§ **STATED GOAL**
Copy every line of the following data that includes the string "Dead".
________________________________________
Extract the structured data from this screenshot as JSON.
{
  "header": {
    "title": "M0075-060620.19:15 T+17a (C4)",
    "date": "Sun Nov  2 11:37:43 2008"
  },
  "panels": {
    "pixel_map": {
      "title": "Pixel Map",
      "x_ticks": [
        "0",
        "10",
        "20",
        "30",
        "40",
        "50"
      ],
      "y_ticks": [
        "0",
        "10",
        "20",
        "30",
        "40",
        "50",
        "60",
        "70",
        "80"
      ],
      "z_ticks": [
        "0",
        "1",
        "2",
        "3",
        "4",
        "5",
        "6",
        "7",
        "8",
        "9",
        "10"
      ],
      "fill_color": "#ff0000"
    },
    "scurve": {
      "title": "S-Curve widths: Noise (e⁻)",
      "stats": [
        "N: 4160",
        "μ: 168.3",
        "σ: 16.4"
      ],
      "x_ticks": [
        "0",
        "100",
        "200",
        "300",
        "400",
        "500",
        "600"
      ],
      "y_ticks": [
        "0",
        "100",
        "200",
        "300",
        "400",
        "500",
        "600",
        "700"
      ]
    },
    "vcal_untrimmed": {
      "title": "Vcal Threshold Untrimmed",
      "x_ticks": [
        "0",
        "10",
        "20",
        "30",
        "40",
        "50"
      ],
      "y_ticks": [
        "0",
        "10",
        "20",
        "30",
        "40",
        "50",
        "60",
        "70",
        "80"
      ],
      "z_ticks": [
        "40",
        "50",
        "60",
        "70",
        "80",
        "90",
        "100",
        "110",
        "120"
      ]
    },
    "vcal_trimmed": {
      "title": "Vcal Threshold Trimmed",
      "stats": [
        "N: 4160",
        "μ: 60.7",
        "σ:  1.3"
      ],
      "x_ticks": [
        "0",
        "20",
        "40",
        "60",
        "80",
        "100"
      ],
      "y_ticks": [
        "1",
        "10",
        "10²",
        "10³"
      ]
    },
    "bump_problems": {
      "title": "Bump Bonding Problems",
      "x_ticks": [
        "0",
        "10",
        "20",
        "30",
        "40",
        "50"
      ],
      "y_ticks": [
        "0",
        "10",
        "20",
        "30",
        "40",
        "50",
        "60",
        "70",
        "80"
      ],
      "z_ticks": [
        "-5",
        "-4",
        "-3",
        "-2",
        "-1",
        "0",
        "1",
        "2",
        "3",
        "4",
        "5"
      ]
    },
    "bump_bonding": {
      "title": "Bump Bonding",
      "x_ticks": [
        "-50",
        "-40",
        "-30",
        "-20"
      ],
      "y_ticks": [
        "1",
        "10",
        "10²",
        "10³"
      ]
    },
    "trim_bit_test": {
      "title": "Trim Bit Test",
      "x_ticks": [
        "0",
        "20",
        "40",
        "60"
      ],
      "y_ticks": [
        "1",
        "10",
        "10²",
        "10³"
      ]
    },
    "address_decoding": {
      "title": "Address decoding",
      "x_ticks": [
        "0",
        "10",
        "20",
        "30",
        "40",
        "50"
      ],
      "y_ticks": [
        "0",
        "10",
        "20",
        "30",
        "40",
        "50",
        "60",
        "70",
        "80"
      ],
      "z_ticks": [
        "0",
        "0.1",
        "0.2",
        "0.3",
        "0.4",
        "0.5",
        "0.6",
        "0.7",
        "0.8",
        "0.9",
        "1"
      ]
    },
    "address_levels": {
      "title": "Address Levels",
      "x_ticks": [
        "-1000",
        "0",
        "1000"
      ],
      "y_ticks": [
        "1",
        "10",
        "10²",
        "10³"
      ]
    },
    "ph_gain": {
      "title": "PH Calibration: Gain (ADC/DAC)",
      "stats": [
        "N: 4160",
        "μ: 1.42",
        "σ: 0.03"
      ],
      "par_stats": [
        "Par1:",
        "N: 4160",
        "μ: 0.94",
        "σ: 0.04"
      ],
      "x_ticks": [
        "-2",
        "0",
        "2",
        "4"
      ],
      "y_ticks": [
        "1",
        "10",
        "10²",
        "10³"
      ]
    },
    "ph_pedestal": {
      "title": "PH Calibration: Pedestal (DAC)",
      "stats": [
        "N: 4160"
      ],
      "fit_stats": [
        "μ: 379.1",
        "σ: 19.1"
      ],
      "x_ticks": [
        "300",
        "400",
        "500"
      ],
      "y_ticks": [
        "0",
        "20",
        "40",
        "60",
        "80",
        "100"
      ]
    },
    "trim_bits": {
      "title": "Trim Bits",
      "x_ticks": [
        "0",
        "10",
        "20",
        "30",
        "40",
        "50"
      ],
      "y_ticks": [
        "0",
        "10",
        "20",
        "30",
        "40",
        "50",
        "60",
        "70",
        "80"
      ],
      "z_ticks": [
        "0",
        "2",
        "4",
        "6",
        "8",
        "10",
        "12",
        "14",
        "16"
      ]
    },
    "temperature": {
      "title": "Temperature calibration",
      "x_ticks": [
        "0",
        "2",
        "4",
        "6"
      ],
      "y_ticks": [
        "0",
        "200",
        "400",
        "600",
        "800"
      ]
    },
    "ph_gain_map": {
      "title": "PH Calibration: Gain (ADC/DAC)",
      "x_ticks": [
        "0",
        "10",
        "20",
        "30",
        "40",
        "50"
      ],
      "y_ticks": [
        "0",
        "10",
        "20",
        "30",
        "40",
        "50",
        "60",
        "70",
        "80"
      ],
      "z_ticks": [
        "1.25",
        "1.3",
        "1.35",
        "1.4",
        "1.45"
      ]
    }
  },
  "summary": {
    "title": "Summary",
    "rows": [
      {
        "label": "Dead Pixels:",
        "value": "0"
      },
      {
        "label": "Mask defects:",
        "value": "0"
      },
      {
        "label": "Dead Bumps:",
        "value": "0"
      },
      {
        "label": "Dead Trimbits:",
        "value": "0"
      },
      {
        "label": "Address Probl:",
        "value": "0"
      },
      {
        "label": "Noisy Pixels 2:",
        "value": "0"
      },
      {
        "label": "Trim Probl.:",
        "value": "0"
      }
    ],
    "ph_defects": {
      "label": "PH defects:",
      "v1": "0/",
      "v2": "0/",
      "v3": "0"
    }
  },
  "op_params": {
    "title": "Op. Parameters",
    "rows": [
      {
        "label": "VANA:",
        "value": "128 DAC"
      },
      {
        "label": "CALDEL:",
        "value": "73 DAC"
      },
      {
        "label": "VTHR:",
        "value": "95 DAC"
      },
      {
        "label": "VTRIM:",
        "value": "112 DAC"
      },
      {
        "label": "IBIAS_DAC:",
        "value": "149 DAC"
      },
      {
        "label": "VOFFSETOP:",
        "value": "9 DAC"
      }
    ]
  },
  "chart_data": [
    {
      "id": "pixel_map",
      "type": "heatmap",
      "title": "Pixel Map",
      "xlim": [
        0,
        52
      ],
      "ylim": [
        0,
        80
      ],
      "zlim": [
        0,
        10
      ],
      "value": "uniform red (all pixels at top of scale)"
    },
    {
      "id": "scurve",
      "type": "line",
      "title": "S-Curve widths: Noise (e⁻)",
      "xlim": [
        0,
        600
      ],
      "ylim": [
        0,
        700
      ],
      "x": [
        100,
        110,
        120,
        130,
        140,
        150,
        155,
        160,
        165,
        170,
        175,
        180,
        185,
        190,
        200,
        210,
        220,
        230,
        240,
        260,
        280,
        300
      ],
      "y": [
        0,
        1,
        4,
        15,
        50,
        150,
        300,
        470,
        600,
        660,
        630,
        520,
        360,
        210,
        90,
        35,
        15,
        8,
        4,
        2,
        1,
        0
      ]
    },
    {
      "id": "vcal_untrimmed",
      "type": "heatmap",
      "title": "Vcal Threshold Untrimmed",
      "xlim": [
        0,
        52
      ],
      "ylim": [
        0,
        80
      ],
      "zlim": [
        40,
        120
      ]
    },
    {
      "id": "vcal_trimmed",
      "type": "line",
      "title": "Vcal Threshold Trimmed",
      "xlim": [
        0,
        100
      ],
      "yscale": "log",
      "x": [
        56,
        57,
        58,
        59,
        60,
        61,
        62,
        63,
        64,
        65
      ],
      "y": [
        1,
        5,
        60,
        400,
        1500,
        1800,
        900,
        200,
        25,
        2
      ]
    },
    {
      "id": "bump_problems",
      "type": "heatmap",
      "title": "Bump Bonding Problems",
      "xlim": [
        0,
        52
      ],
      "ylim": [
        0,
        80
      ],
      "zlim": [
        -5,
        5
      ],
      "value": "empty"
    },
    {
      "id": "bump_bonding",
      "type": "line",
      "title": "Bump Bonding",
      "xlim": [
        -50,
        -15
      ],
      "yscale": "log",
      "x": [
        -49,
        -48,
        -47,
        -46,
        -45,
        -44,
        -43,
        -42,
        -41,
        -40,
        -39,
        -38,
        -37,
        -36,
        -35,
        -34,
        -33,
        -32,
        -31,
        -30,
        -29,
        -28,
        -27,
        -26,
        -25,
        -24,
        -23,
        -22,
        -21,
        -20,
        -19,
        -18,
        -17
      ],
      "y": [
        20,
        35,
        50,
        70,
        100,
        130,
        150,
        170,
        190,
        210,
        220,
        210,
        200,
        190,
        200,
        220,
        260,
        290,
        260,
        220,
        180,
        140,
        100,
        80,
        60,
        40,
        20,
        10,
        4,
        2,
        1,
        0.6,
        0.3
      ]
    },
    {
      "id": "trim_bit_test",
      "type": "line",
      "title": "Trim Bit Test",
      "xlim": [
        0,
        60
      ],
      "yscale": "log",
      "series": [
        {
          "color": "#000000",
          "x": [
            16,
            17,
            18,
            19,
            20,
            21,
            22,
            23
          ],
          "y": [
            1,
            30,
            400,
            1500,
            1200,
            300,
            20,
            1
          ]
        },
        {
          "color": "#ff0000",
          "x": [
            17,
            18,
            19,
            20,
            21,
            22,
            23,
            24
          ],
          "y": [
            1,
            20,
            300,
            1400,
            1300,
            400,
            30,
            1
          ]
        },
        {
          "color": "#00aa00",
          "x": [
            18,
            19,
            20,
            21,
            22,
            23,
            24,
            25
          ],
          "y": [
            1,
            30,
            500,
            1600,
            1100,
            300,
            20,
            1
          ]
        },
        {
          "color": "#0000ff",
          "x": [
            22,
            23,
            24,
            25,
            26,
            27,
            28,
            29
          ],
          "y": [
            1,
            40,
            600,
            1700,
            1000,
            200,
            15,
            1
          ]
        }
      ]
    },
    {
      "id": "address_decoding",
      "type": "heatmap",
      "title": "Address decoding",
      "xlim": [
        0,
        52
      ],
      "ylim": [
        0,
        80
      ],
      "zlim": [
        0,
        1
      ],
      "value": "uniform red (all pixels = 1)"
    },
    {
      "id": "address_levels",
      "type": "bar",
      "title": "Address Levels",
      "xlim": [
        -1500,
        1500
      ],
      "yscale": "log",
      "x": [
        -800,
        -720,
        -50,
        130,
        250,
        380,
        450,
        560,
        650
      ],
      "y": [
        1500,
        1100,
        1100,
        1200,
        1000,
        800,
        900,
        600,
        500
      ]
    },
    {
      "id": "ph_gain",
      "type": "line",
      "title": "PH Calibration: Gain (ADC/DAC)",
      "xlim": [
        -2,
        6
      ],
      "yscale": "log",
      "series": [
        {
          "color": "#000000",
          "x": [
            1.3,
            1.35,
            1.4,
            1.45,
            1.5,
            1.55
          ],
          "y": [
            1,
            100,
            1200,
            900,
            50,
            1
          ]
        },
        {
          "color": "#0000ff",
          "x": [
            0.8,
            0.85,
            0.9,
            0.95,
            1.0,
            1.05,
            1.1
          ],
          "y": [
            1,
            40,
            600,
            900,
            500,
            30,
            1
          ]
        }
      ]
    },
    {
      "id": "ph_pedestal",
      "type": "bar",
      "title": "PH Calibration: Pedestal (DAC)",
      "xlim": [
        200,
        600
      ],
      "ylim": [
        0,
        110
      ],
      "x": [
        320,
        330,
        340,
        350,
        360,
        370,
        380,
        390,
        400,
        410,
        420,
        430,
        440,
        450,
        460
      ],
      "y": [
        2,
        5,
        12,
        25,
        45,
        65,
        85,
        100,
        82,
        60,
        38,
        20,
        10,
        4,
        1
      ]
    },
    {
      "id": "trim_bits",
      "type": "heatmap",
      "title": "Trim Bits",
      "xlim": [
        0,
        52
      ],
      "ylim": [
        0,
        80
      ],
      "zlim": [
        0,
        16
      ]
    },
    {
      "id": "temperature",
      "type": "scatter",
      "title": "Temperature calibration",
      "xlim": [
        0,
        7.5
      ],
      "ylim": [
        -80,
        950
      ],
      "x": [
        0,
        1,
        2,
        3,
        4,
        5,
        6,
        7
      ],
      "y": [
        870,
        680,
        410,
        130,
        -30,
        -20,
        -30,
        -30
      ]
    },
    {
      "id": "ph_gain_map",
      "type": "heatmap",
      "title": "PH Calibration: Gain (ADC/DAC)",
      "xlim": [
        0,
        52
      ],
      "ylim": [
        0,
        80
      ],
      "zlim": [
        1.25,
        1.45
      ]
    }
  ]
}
________________________________________
§ **TASK RESPONSE**
        "label": "Dead Pixels:",
        "label": "Dead Bumps:",
        "label": "Dead Trimbits:",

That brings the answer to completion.